Problem requirements: Write every line of the material out exactly as shown.

Excerpted data:

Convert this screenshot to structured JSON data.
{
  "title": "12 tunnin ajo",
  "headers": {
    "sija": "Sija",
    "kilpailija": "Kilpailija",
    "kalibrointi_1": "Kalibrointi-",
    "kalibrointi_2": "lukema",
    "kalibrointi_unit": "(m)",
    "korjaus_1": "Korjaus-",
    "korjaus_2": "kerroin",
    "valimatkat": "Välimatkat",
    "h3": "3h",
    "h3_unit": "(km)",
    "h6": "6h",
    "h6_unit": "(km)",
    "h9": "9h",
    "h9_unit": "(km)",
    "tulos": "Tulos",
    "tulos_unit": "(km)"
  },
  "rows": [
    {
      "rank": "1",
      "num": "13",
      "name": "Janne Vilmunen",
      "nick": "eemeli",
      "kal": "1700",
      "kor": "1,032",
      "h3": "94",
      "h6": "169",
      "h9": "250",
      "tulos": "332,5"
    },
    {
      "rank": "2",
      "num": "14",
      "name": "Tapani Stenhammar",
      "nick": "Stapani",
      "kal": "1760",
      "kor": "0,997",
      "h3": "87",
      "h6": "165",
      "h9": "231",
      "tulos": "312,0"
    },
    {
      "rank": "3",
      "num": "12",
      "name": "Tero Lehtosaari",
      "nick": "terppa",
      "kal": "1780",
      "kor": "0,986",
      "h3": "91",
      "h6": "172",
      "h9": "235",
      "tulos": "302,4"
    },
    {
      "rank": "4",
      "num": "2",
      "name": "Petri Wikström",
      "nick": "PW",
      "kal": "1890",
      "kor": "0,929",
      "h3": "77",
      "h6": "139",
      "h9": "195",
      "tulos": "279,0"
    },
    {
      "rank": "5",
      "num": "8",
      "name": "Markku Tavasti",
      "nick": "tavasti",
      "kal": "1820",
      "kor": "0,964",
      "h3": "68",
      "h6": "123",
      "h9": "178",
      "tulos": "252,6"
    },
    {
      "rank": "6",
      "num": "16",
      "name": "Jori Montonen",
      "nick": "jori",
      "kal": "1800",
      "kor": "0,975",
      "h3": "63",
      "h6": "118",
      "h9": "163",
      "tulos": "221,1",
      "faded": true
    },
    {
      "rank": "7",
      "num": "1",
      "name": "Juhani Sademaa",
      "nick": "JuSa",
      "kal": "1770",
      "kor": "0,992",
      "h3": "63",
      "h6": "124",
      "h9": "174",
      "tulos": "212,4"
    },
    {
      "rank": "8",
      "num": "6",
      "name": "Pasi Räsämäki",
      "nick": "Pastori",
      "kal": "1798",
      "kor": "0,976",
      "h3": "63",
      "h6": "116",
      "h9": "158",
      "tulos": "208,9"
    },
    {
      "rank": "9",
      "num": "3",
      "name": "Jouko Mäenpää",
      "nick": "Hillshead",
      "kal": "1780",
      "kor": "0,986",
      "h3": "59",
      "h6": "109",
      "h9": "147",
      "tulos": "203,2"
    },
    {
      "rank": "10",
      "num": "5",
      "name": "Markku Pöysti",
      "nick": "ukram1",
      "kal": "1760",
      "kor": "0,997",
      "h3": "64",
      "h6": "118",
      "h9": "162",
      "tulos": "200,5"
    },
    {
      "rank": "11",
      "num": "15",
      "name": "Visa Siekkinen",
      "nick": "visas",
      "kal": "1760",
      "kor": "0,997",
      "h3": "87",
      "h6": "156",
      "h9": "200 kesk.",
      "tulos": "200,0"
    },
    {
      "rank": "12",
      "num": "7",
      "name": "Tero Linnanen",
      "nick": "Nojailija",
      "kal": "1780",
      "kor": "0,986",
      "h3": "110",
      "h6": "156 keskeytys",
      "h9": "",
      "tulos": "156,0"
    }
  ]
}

Task solution:
Convert this screenshot to structured JSON data.
{
  "title": "12 tunnin ajo",
  "headers": {
    "sija": "Sija",
    "kilpailija": "Kilpailija",
    "kalibrointi_1": "Kalibrointi-",
    "kalibrointi_2": "lukema",
    "kalibrointi_unit": "(m)",
    "korjaus_1": "Korjaus-",
    "korjaus_2": "kerroin",
    "valimatkat": "Välimatkat",
    "h3": "3h",
    "h3_unit": "(km)",
    "h6": "6h",
    "h6_unit": "(km)",
    "h9": "9h",
    "h9_unit": "(km)",
    "tulos": "Tulos",
    "tulos_unit": "(km)"
  },
  "rows": [
    {
      "rank": "1",
      "num": "13",
      "name": "Janne Vilmunen",
      "nick": "eemeli",
      "kal": "1700",
      "kor": "1,032",
      "h3": "94",
      "h6": "169",
      "h9": "250",
      "tulos": "332,5"
    },
    {
      "rank": "2",
      "num": "14",
      "name": "Tapani Stenhammar",
      "nick": "Stapani",
      "kal": "1760",
      "kor": "0,997",
      "h3": "87",
      "h6": "165",
      "h9": "231",
      "tulos": "312,0"
    },
    {
      "rank": "3",
      "num": "12",
      "name": "Tero Lehtosaari",
      "nick": "terppa",
      "kal": "1780",
      "kor": "0,986",
      "h3": "91",
      "h6": "172",
      "h9": "235",
      "tulos": "302,4"
    },
    {
      "rank": "4",
      "num": "2",
      "name": "Petri Wikström",
      "nick": "PW",
      "kal": "1890",
      "kor": "0,929",
      "h3": "77",
      "h6": "139",
      "h9": "195",
      "tulos": "279,0"
    },
    {
      "rank": "5",
      "num": "8",
      "name": "Markku Tavasti",
      "nick": "tavasti",
      "kal": "1820",
      "kor": "0,964",
      "h3": "68",
      "h6": "123",
      "h9": "178",
      "tulos": "252,6"
    },
    {
      "rank": "6",
      "num": "16",
      "name": "Jori Montonen",
      "nick": "jori",
      "kal": "1800",
      "kor": "0,975",
      "h3": "63",
      "h6": "118",
      "h9": "163",
      "tulos": "221,1",
      "faded": true
    },
    {
      "rank": "7",
      "num": "1",
      "name": "Juhani Sademaa",
      "nick": "JuSa",
      "kal": "1770",
      "kor": "0,992",
      "h3": "63",
      "h6": "124",
      "h9": "174",
      "tulos": "212,4"
    },
    {
      "rank": "8",
      "num": "6",
      "name": "Pasi Räsämäki",
      "nick": "Pastori",
      "kal": "1798",
      "kor": "0,976",
      "h3": "63",
      "h6": "116",
      "h9": "158",
      "tulos": "208,9"
    },
    {
      "rank": "9",
      "num": "3",
      "name": "Jouko Mäenpää",
      "nick": "Hillshead",
      "kal": "1780",
      "kor": "0,986",
      "h3": "59",
      "h6": "109",
      "h9": "147",
      "tulos": "203,2"
    },
    {
      "rank": "10",
      "num": "5",
      "name": "Markku Pöysti",
      "nick": "ukram1",
      "kal": "1760",
      "kor": "0,997",
      "h3": "64",
      "h6": "118",
      "h9": "162",
      "tulos": "200,5"
    },
    {
      "rank": "11",
      "num": "15",
      "name": "Visa Siekkinen",
      "nick": "visas",
      "kal": "1760",
      "kor": "0,997",
      "h3": "87",
      "h6": "156",
      "h9": "200 kesk.",
      "tulos": "200,0"
    },
    {
      "rank": "12",
      "num": "7",
      "name": "Tero Linnanen",
      "nick": "Nojailija",
      "kal": "1780",
      "kor": "0,986",
      "h3": "110",
      "h6": "156 keskeytys",
      "h9": "",
      "tulos": "156,0"
    }
  ]
}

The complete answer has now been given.